Exercise prompt: Repeat the records below exactly as they appear.

..............................

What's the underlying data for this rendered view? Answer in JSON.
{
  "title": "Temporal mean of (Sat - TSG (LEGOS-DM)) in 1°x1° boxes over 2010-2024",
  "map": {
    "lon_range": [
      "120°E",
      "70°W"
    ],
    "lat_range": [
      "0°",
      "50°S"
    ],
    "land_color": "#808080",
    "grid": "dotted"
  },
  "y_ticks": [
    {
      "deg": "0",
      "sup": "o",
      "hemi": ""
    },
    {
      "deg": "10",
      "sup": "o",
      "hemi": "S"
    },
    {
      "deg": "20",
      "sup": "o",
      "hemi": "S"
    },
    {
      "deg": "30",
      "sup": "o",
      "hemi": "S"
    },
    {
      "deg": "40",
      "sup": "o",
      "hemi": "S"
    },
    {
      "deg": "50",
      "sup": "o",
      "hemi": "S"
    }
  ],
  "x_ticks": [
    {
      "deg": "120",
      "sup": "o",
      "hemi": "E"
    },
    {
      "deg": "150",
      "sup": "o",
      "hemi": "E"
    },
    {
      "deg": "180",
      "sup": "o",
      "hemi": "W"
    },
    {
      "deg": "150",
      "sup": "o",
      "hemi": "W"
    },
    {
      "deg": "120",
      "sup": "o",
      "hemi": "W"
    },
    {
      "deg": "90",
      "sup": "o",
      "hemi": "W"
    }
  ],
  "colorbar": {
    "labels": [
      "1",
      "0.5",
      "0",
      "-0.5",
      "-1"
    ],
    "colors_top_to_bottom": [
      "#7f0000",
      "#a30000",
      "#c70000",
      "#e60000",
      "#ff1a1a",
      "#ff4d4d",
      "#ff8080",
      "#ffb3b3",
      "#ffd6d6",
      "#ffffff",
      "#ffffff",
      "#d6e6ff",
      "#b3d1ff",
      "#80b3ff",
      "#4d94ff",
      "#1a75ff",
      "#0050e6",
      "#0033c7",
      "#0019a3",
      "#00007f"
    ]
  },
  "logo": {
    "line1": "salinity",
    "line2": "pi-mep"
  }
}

..............................

Response to the exercise:
What's the underlying data for this rendered view? Answer in JSON.
{
  "title": "Temporal mean of (Sat - TSG (LEGOS-DM)) in 1°x1° boxes over 2010-2024",
  "map": {
    "lon_range": [
      "120°E",
      "70°W"
    ],
    "lat_range": [
      "0°",
      "50°S"
    ],
    "land_color": "#808080",
    "grid": "dotted"
  },
  "y_ticks": [
    {
      "deg": "0",
      "sup": "o",
      "hemi": ""
    },
    {
      "deg": "10",
      "sup": "o",
      "hemi": "S"
    },
    {
      "deg": "20",
      "sup": "o",
      "hemi": "S"
    },
    {
      "deg": "30",
      "sup": "o",
      "hemi": "S"
    },
    {
      "deg": "40",
      "sup": "o",
      "hemi": "S"
    },
    {
      "deg": "50",
      "sup": "o",
      "hemi": "S"
    }
  ],
  "x_ticks": [
    {
      "deg": "120",
      "sup": "o",
      "hemi": "E"
    },
    {
      "deg": "150",
      "sup": "o",
      "hemi": "E"
    },
    {
      "deg": "180",
      "sup": "o",
      "hemi": "W"
    },
    {
      "deg": "150",
      "sup": "o",
      "hemi": "W"
    },
    {
      "deg": "120",
      "sup": "o",
      "hemi": "W"
    },
    {
      "deg": "90",
      "sup": "o",
      "hemi": "W"
    }
  ],
  "colorbar": {
    "labels": [
      "1",
      "0.5",
      "0",
      "-0.5",
      "-1"
    ],
    "colors_top_to_bottom": [
      "#7f0000",
      "#a30000",
      "#c70000",
      "#e60000",
      "#ff1a1a",
      "#ff4d4d",
      "#ff8080",
      "#ffb3b3",
      "#ffd6d6",
      "#ffffff",
      "#ffffff",
      "#d6e6ff",
      "#b3d1ff",
      "#80b3ff",
      "#4d94ff",
      "#1a75ff",
      "#0050e6",
      "#0033c7",
      "#0019a3",
      "#00007f"
    ]
  },
  "logo": {
    "line1": "salinity",
    "line2": "pi-mep"
  }
}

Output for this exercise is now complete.